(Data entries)
★ ★ ★ ★ ★ ★ ★
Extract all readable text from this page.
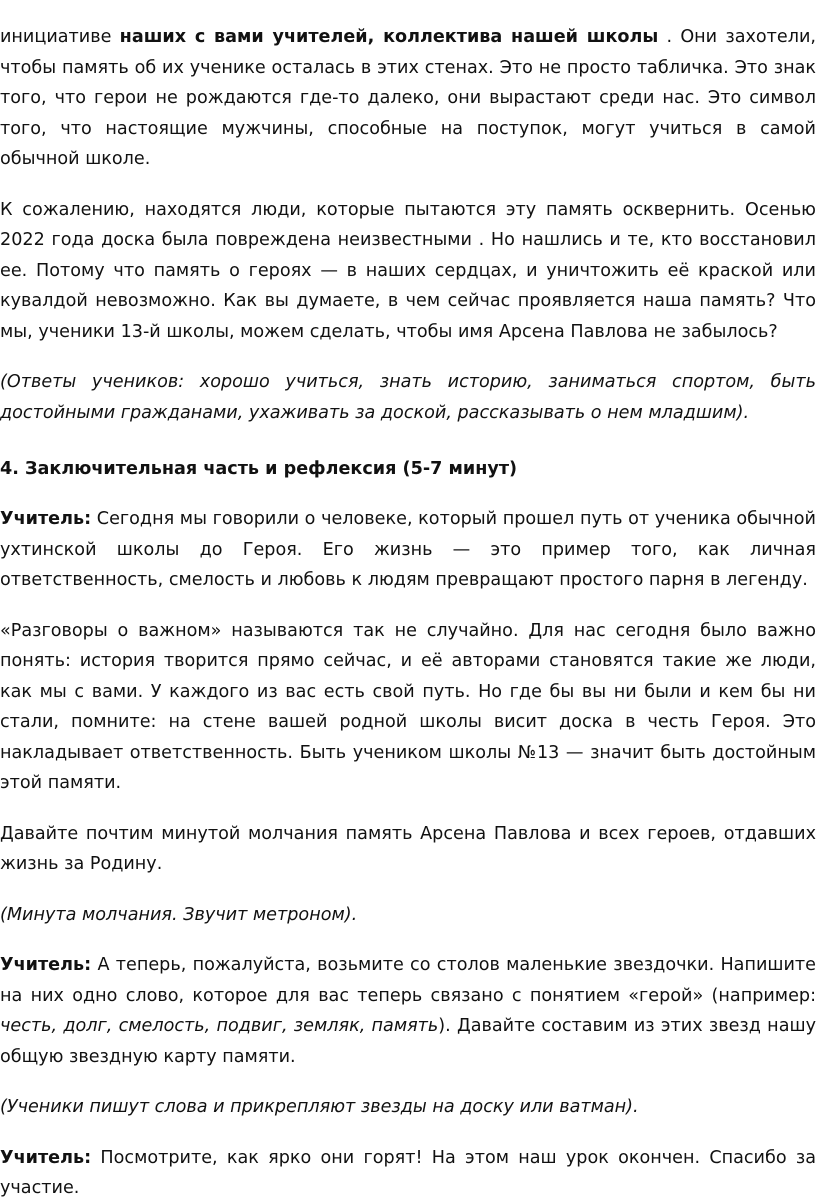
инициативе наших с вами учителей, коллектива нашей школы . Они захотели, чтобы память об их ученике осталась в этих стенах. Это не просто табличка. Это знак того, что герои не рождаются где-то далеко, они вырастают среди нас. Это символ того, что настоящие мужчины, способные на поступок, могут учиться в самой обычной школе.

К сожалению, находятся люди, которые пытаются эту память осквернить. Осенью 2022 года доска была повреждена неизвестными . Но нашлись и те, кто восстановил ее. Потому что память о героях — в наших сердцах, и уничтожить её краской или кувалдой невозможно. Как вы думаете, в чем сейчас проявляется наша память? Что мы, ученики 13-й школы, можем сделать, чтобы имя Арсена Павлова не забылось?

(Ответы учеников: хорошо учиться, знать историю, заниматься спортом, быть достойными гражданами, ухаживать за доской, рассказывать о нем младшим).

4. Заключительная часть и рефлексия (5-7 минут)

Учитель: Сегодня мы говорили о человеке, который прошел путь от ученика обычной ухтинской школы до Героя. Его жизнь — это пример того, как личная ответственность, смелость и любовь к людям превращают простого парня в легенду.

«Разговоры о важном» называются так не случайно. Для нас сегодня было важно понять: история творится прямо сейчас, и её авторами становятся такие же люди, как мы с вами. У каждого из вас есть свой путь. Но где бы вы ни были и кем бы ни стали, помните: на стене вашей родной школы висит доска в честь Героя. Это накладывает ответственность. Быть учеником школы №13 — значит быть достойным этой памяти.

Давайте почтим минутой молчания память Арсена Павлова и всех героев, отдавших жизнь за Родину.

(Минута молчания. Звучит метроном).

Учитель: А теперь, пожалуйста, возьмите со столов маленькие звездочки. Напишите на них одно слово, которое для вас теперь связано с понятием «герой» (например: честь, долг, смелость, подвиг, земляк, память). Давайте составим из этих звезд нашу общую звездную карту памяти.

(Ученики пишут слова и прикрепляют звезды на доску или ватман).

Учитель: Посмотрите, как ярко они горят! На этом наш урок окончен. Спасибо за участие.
★ ★ ★ ★ ★ ★ ★
List every line in the records above that contains the word "Арсена".

К сожалению, находятся люди, которые пытаются эту память осквернить. Осенью 2022 года доска была повреждена неизвестными . Но нашлись и те, кто восстановил ее. Потому что память о героях — в наших сердцах, и уничтожить её краской или кувалдой невозможно. Как вы думаете, в чем сейчас проявляется наша память? Что мы, ученики 13-й школы, можем сделать, чтобы имя Арсена Павлова не забылось?
Давайте почтим минутой молчания память Арсена Павлова и всех героев, отдавших жизнь за Родину.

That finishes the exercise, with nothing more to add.